Extract every line of the material that holds the string "GPIB".

PROVIDED RECORDS
==================================================

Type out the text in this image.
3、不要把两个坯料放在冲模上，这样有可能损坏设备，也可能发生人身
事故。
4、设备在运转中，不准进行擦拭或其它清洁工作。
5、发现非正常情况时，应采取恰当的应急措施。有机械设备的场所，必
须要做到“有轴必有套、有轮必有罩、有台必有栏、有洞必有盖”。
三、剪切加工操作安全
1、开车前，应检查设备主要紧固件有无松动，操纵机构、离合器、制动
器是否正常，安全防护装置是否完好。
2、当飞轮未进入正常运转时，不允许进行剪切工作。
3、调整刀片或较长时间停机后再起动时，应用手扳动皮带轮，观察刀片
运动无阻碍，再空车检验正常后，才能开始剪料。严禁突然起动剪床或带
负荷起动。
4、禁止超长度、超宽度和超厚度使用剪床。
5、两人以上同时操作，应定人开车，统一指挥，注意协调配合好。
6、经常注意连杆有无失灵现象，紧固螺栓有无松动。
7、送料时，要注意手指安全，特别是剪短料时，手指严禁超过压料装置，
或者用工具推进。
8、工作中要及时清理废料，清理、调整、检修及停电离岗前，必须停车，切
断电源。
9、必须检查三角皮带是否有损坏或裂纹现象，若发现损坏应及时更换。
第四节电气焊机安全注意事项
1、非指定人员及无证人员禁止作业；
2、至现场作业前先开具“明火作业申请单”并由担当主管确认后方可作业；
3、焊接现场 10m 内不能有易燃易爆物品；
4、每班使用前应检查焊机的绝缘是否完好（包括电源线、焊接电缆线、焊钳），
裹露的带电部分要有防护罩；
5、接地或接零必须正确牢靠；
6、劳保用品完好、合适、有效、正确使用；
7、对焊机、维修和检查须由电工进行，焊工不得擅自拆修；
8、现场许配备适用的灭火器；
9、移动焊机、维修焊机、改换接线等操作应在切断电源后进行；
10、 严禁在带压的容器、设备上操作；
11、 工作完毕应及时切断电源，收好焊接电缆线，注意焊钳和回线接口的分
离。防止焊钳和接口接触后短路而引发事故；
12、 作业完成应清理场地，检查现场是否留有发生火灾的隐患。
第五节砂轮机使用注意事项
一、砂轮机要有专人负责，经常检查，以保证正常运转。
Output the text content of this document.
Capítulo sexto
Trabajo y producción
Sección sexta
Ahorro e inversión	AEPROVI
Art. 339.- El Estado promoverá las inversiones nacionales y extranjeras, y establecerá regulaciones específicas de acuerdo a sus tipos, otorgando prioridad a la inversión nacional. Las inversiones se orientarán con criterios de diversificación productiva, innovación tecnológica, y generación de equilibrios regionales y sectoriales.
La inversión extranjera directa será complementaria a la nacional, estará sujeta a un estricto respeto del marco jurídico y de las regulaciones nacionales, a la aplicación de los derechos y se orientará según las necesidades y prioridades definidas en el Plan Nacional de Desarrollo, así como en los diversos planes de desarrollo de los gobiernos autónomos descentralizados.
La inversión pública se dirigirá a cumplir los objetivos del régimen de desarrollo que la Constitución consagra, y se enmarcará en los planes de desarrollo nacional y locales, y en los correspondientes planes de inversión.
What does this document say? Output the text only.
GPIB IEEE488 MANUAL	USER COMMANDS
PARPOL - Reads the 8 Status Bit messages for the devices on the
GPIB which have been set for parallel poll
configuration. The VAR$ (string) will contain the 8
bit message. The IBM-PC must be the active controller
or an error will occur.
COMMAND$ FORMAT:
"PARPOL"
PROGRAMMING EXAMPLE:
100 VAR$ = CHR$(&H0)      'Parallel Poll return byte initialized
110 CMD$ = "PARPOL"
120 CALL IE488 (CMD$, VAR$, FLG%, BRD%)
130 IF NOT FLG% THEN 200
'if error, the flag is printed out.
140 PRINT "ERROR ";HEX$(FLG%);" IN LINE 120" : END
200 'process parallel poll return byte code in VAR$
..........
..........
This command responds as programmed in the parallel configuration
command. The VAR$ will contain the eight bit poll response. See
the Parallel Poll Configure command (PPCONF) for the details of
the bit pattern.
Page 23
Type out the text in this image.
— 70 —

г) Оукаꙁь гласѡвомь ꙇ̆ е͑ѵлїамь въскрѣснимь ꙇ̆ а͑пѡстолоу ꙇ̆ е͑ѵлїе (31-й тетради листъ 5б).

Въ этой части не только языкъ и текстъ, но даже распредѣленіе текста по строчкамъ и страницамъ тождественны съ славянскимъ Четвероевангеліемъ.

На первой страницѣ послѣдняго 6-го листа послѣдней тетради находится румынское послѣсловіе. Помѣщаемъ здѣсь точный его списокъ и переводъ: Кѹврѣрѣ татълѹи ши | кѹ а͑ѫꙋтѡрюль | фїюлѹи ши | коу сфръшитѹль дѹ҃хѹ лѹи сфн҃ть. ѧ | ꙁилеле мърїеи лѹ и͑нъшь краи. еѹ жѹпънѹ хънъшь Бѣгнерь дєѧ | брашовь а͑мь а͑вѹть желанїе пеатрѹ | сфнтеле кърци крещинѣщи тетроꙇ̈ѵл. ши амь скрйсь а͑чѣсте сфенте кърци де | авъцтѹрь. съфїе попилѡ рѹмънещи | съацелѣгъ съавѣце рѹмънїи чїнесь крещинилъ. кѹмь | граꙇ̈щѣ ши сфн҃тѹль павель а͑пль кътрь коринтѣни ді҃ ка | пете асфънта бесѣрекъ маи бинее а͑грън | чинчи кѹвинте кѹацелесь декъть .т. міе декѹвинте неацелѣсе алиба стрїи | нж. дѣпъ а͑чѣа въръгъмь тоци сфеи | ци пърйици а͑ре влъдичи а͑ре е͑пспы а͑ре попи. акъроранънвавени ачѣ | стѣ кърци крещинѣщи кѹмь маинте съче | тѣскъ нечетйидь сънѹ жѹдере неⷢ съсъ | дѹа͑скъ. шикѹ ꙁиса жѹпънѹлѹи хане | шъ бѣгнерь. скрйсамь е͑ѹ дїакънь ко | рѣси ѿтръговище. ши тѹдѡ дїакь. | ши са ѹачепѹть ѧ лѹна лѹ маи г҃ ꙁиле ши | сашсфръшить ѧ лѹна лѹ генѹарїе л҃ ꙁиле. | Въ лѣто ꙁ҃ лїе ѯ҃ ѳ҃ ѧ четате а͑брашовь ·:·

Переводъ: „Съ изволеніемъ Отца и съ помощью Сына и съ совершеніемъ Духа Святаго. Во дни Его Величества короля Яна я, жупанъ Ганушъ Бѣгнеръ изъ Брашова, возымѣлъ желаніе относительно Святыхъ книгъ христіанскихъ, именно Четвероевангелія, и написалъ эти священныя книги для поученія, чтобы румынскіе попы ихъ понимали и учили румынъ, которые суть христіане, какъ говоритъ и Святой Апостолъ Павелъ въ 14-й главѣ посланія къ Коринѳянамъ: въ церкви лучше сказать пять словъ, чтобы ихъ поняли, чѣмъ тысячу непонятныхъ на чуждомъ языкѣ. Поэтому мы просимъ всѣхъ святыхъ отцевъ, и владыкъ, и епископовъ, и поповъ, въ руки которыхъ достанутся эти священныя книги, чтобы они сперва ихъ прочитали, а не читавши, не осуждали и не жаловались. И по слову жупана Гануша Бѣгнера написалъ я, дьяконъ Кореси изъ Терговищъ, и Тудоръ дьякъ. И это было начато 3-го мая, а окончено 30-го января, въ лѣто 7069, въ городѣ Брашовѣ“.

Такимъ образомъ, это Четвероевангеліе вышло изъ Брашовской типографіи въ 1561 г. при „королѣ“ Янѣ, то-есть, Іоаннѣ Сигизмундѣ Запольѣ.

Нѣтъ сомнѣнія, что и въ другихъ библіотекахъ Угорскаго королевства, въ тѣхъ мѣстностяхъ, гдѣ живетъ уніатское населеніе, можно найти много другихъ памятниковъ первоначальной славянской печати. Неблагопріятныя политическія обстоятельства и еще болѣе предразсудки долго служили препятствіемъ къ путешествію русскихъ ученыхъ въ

==================================================

EXERCISE ANSWER
GPIB IEEE488 MANUAL	USER COMMANDS
GPIB which have been set for parallel poll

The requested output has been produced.